AIM -
Retype the listing that follows, word for word.

GIVEN RECORDS -

- - - - -

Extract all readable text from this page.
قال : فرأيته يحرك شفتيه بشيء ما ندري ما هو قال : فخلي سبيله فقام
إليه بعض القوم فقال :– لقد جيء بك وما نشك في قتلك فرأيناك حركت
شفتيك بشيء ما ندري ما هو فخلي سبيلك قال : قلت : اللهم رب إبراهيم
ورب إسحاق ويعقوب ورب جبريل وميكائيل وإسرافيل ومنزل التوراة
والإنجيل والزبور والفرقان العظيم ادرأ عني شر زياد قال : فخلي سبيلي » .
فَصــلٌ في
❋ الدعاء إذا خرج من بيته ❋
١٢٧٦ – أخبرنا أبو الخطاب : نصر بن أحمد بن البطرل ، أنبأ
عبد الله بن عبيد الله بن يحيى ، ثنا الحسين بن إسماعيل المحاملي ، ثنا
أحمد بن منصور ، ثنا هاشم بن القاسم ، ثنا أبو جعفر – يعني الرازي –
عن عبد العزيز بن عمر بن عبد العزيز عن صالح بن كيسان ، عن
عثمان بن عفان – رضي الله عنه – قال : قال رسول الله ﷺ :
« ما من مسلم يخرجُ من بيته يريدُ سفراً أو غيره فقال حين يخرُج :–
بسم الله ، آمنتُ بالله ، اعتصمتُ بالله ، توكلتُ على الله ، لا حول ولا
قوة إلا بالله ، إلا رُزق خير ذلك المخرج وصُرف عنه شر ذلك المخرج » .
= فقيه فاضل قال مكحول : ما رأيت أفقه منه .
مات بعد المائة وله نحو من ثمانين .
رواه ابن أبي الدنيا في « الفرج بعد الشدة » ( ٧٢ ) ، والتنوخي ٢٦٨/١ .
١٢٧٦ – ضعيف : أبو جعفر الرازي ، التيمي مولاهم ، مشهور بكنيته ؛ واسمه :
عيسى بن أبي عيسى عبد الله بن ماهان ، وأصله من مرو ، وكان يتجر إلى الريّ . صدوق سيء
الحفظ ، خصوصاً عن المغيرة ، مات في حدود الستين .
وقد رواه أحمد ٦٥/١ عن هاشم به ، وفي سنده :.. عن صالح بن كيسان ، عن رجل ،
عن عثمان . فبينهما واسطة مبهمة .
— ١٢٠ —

- - - - -

FINAL ANSWER -
Extract all readable text from this page.
قال : فرأيته يحرك شفتيه بشيء ما ندري ما هو قال : فخلي سبيله فقام
إليه بعض القوم فقال :– لقد جيء بك وما نشك في قتلك فرأيناك حركت
شفتيك بشيء ما ندري ما هو فخلي سبيلك قال : قلت : اللهم رب إبراهيم
ورب إسحاق ويعقوب ورب جبريل وميكائيل وإسرافيل ومنزل التوراة
والإنجيل والزبور والفرقان العظيم ادرأ عني شر زياد قال : فخلي سبيلي » .
فَصــلٌ في
❋ الدعاء إذا خرج من بيته ❋
١٢٧٦ – أخبرنا أبو الخطاب : نصر بن أحمد بن البطرل ، أنبأ
عبد الله بن عبيد الله بن يحيى ، ثنا الحسين بن إسماعيل المحاملي ، ثنا
أحمد بن منصور ، ثنا هاشم بن القاسم ، ثنا أبو جعفر – يعني الرازي –
عن عبد العزيز بن عمر بن عبد العزيز عن صالح بن كيسان ، عن
عثمان بن عفان – رضي الله عنه – قال : قال رسول الله ﷺ :
« ما من مسلم يخرجُ من بيته يريدُ سفراً أو غيره فقال حين يخرُج :–
بسم الله ، آمنتُ بالله ، اعتصمتُ بالله ، توكلتُ على الله ، لا حول ولا
قوة إلا بالله ، إلا رُزق خير ذلك المخرج وصُرف عنه شر ذلك المخرج » .
= فقيه فاضل قال مكحول : ما رأيت أفقه منه .
مات بعد المائة وله نحو من ثمانين .
رواه ابن أبي الدنيا في « الفرج بعد الشدة » ( ٧٢ ) ، والتنوخي ٢٦٨/١ .
١٢٧٦ – ضعيف : أبو جعفر الرازي ، التيمي مولاهم ، مشهور بكنيته ؛ واسمه :
عيسى بن أبي عيسى عبد الله بن ماهان ، وأصله من مرو ، وكان يتجر إلى الريّ . صدوق سيء
الحفظ ، خصوصاً عن المغيرة ، مات في حدود الستين .
وقد رواه أحمد ٦٥/١ عن هاشم به ، وفي سنده :.. عن صالح بن كيسان ، عن رجل ،
عن عثمان . فبينهما واسطة مبهمة .
— ١٢٠ —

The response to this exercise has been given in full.